# [INPUT MATERIAL]
★ ★ ★

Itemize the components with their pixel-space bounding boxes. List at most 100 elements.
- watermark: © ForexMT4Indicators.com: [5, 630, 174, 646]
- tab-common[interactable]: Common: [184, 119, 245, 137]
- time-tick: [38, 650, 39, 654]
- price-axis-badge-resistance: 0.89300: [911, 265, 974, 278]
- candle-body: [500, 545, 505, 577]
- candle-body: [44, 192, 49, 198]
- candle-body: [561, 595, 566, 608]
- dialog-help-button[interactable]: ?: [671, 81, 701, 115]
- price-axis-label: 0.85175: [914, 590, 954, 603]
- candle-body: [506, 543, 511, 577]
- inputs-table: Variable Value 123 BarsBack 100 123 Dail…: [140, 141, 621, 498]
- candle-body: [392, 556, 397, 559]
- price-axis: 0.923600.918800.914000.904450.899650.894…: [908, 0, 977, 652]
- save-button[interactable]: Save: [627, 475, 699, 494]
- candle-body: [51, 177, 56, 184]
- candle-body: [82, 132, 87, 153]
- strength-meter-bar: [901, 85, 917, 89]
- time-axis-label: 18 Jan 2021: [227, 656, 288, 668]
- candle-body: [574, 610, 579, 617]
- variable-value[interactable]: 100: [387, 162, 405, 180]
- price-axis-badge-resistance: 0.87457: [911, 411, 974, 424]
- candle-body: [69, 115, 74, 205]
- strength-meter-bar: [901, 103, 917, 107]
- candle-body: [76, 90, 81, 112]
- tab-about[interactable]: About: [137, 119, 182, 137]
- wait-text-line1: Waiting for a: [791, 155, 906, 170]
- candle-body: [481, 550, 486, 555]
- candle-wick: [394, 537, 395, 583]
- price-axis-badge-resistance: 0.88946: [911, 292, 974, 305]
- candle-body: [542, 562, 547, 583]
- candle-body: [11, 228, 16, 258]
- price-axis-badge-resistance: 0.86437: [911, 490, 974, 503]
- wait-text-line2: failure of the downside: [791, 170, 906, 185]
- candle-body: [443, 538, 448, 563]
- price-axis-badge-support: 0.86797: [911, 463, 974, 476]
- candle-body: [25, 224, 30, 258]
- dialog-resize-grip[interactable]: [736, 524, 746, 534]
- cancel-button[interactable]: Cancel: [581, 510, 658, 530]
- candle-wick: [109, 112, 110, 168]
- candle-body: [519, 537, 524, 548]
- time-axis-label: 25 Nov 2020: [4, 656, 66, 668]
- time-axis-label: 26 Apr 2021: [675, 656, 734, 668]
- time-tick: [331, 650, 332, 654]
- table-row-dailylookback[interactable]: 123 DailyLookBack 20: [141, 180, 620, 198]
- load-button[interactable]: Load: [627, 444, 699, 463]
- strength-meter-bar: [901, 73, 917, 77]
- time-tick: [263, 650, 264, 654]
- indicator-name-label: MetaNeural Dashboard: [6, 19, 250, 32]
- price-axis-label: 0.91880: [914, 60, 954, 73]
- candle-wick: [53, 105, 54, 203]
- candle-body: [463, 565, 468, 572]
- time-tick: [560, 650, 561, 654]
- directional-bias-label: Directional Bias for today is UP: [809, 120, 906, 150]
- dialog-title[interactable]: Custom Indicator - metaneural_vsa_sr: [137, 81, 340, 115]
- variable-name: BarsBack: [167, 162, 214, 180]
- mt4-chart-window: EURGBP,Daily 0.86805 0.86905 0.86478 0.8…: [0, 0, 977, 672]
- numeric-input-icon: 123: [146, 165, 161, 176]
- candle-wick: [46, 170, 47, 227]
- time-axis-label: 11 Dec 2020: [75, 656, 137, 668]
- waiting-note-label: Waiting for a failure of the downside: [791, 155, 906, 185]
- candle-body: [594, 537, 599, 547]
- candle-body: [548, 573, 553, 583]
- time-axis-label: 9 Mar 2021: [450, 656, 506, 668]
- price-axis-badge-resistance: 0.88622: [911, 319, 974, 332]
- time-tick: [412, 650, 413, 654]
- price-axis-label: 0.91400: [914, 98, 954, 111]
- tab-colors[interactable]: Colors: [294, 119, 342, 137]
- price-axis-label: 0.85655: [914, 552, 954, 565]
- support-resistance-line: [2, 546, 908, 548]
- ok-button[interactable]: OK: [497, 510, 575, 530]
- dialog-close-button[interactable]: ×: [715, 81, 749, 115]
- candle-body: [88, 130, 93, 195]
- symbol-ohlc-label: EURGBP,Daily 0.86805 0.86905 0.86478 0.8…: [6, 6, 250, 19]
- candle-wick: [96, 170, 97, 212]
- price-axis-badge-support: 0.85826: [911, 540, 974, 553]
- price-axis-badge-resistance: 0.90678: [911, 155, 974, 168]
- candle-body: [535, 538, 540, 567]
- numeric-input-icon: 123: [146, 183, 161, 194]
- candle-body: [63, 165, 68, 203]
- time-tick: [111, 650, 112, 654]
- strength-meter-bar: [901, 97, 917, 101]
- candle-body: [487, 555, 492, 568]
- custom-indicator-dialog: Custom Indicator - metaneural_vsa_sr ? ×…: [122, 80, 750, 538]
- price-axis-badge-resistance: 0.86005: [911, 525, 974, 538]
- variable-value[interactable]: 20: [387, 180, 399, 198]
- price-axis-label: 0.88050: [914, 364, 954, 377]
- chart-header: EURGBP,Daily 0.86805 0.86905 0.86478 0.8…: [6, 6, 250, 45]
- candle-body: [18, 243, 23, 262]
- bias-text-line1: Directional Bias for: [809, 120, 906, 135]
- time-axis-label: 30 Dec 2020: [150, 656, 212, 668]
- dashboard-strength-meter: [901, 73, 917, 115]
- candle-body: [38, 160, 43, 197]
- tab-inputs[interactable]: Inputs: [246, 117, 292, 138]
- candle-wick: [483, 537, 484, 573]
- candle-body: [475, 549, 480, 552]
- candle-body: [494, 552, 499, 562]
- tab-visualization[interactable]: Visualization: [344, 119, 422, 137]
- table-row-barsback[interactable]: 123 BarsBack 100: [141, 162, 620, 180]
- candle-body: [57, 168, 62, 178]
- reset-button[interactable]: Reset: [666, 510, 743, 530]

★ ★ ★

# [GOAL]
Copy the rows above word for word.

# [COMPLETE RESPONSE]
Itemize the components with their pixel-space bounding boxes. List at most 100 elements.
- watermark: © ForexMT4Indicators.com: [5, 630, 174, 646]
- tab-common[interactable]: Common: [184, 119, 245, 137]
- time-tick: [38, 650, 39, 654]
- price-axis-badge-resistance: 0.89300: [911, 265, 974, 278]
- candle-body: [500, 545, 505, 577]
- candle-body: [44, 192, 49, 198]
- candle-body: [561, 595, 566, 608]
- dialog-help-button[interactable]: ?: [671, 81, 701, 115]
- price-axis-label: 0.85175: [914, 590, 954, 603]
- candle-body: [506, 543, 511, 577]
- inputs-table: Variable Value 123 BarsBack 100 123 Dail…: [140, 141, 621, 498]
- candle-body: [392, 556, 397, 559]
- price-axis: 0.923600.918800.914000.904450.899650.894…: [908, 0, 977, 652]
- save-button[interactable]: Save: [627, 475, 699, 494]
- candle-body: [51, 177, 56, 184]
- candle-body: [82, 132, 87, 153]
- strength-meter-bar: [901, 85, 917, 89]
- time-axis-label: 18 Jan 2021: [227, 656, 288, 668]
- candle-body: [574, 610, 579, 617]
- variable-value[interactable]: 100: [387, 162, 405, 180]
- price-axis-badge-resistance: 0.87457: [911, 411, 974, 424]
- candle-body: [69, 115, 74, 205]
- strength-meter-bar: [901, 103, 917, 107]
- candle-body: [76, 90, 81, 112]
- tab-about[interactable]: About: [137, 119, 182, 137]
- wait-text-line1: Waiting for a: [791, 155, 906, 170]
- candle-body: [481, 550, 486, 555]
- candle-wick: [394, 537, 395, 583]
- price-axis-badge-resistance: 0.88946: [911, 292, 974, 305]
- candle-body: [542, 562, 547, 583]
- candle-body: [11, 228, 16, 258]
- price-axis-badge-resistance: 0.86437: [911, 490, 974, 503]
- wait-text-line2: failure of the downside: [791, 170, 906, 185]
- candle-body: [443, 538, 448, 563]
- price-axis-badge-support: 0.86797: [911, 463, 974, 476]
- candle-body: [25, 224, 30, 258]
- dialog-resize-grip[interactable]: [736, 524, 746, 534]
- cancel-button[interactable]: Cancel: [581, 510, 658, 530]
- candle-wick: [109, 112, 110, 168]
- candle-body: [519, 537, 524, 548]
- time-axis-label: 25 Nov 2020: [4, 656, 66, 668]
- time-axis-label: 26 Apr 2021: [675, 656, 734, 668]
- time-tick: [331, 650, 332, 654]
- table-row-dailylookback[interactable]: 123 DailyLookBack 20: [141, 180, 620, 198]
- load-button[interactable]: Load: [627, 444, 699, 463]
- strength-meter-bar: [901, 73, 917, 77]
- time-tick: [263, 650, 264, 654]
- indicator-name-label: MetaNeural Dashboard: [6, 19, 250, 32]
- price-axis-label: 0.91880: [914, 60, 954, 73]
- candle-wick: [53, 105, 54, 203]
- candle-body: [463, 565, 468, 572]
- time-tick: [560, 650, 561, 654]
- directional-bias-label: Directional Bias for today is UP: [809, 120, 906, 150]
- dialog-title[interactable]: Custom Indicator - metaneural_vsa_sr: [137, 81, 340, 115]
- variable-name: BarsBack: [167, 162, 214, 180]
- mt4-chart-window: EURGBP,Daily 0.86805 0.86905 0.86478 0.8…: [0, 0, 977, 672]
- numeric-input-icon: 123: [146, 165, 161, 176]
- candle-wick: [46, 170, 47, 227]
- time-axis-label: 11 Dec 2020: [75, 656, 137, 668]
- waiting-note-label: Waiting for a failure of the downside: [791, 155, 906, 185]
- candle-body: [594, 537, 599, 547]
- candle-body: [548, 573, 553, 583]
- time-axis-label: 9 Mar 2021: [450, 656, 506, 668]
- price-axis-badge-resistance: 0.88622: [911, 319, 974, 332]
- time-tick: [412, 650, 413, 654]
- price-axis-label: 0.91400: [914, 98, 954, 111]
- tab-colors[interactable]: Colors: [294, 119, 342, 137]
- price-axis-label: 0.85655: [914, 552, 954, 565]
- support-resistance-line: [2, 546, 908, 548]
- ok-button[interactable]: OK: [497, 510, 575, 530]
- dialog-close-button[interactable]: ×: [715, 81, 749, 115]
- candle-body: [88, 130, 93, 195]
- symbol-ohlc-label: EURGBP,Daily 0.86805 0.86905 0.86478 0.8…: [6, 6, 250, 19]
- candle-wick: [96, 170, 97, 212]
- price-axis-badge-support: 0.85826: [911, 540, 974, 553]
- price-axis-badge-resistance: 0.90678: [911, 155, 974, 168]
- candle-body: [535, 538, 540, 567]
- numeric-input-icon: 123: [146, 183, 161, 194]
- candle-body: [63, 165, 68, 203]
- time-tick: [111, 650, 112, 654]
- strength-meter-bar: [901, 97, 917, 101]
- candle-body: [487, 555, 492, 568]
- custom-indicator-dialog: Custom Indicator - metaneural_vsa_sr ? ×…: [122, 80, 750, 538]
- price-axis-badge-resistance: 0.86005: [911, 525, 974, 538]
- variable-value[interactable]: 20: [387, 180, 399, 198]
- price-axis-label: 0.88050: [914, 364, 954, 377]
- chart-header: EURGBP,Daily 0.86805 0.86905 0.86478 0.8…: [6, 6, 250, 45]
- candle-body: [18, 243, 23, 262]
- bias-text-line1: Directional Bias for: [809, 120, 906, 135]
- time-axis-label: 30 Dec 2020: [150, 656, 212, 668]
- dashboard-strength-meter: [901, 73, 917, 115]
- candle-body: [38, 160, 43, 197]
- tab-inputs[interactable]: Inputs: [246, 117, 292, 138]
- candle-wick: [483, 537, 484, 573]
- candle-body: [475, 549, 480, 552]
- candle-body: [494, 552, 499, 562]
- tab-visualization[interactable]: Visualization: [344, 119, 422, 137]
- table-row-barsback[interactable]: 123 BarsBack 100: [141, 162, 620, 180]
- candle-body: [57, 168, 62, 178]
- reset-button[interactable]: Reset: [666, 510, 743, 530]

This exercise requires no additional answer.